> WHAT TO DO
Repeat the listing in full, exactly as it stands.

##### THE INPUT

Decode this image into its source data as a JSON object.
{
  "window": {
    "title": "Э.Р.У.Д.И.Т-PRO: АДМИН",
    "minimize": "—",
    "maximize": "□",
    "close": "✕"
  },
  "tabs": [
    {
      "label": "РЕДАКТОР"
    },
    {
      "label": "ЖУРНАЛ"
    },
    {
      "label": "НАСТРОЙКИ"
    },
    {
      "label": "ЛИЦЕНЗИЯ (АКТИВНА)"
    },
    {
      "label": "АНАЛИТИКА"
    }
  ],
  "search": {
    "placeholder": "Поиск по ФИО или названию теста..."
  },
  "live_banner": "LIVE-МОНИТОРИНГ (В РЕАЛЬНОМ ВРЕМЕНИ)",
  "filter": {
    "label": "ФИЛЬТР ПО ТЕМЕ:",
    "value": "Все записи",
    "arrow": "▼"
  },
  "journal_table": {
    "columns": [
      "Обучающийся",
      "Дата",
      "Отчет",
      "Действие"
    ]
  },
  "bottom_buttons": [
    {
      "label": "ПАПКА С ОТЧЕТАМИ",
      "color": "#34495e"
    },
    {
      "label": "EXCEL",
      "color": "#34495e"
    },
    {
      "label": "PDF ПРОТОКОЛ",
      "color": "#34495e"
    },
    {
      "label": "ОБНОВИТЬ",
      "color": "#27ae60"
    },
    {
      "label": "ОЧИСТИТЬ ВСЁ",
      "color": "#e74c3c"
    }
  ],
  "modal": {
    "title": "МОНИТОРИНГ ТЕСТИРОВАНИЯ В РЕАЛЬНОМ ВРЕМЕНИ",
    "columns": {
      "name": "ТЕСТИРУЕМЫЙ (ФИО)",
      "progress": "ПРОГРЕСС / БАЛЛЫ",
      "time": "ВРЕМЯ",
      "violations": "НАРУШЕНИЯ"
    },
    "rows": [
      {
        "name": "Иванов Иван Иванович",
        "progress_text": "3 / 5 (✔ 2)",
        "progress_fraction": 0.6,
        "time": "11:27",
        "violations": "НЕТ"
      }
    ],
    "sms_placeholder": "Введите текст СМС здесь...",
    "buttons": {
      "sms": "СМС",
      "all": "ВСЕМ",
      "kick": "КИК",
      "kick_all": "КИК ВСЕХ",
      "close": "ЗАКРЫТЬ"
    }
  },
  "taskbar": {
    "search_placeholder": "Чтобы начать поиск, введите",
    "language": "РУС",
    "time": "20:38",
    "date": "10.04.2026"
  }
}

##########

> THE RESULT
Decode this image into its source data as a JSON object.
{
  "window": {
    "title": "Э.Р.У.Д.И.Т-PRO: АДМИН",
    "minimize": "—",
    "maximize": "□",
    "close": "✕"
  },
  "tabs": [
    {
      "label": "РЕДАКТОР"
    },
    {
      "label": "ЖУРНАЛ"
    },
    {
      "label": "НАСТРОЙКИ"
    },
    {
      "label": "ЛИЦЕНЗИЯ (АКТИВНА)"
    },
    {
      "label": "АНАЛИТИКА"
    }
  ],
  "search": {
    "placeholder": "Поиск по ФИО или названию теста..."
  },
  "live_banner": "LIVE-МОНИТОРИНГ (В РЕАЛЬНОМ ВРЕМЕНИ)",
  "filter": {
    "label": "ФИЛЬТР ПО ТЕМЕ:",
    "value": "Все записи",
    "arrow": "▼"
  },
  "journal_table": {
    "columns": [
      "Обучающийся",
      "Дата",
      "Отчет",
      "Действие"
    ]
  },
  "bottom_buttons": [
    {
      "label": "ПАПКА С ОТЧЕТАМИ",
      "color": "#34495e"
    },
    {
      "label": "EXCEL",
      "color": "#34495e"
    },
    {
      "label": "PDF ПРОТОКОЛ",
      "color": "#34495e"
    },
    {
      "label": "ОБНОВИТЬ",
      "color": "#27ae60"
    },
    {
      "label": "ОЧИСТИТЬ ВСЁ",
      "color": "#e74c3c"
    }
  ],
  "modal": {
    "title": "МОНИТОРИНГ ТЕСТИРОВАНИЯ В РЕАЛЬНОМ ВРЕМЕНИ",
    "columns": {
      "name": "ТЕСТИРУЕМЫЙ (ФИО)",
      "progress": "ПРОГРЕСС / БАЛЛЫ",
      "time": "ВРЕМЯ",
      "violations": "НАРУШЕНИЯ"
    },
    "rows": [
      {
        "name": "Иванов Иван Иванович",
        "progress_text": "3 / 5 (✔ 2)",
        "progress_fraction": 0.6,
        "time": "11:27",
        "violations": "НЕТ"
      }
    ],
    "sms_placeholder": "Введите текст СМС здесь...",
    "buttons": {
      "sms": "СМС",
      "all": "ВСЕМ",
      "kick": "КИК",
      "kick_all": "КИК ВСЕХ",
      "close": "ЗАКРЫТЬ"
    }
  },
  "taskbar": {
    "search_placeholder": "Чтобы начать поиск, введите",
    "language": "РУС",
    "time": "20:38",
    "date": "10.04.2026"
  }
}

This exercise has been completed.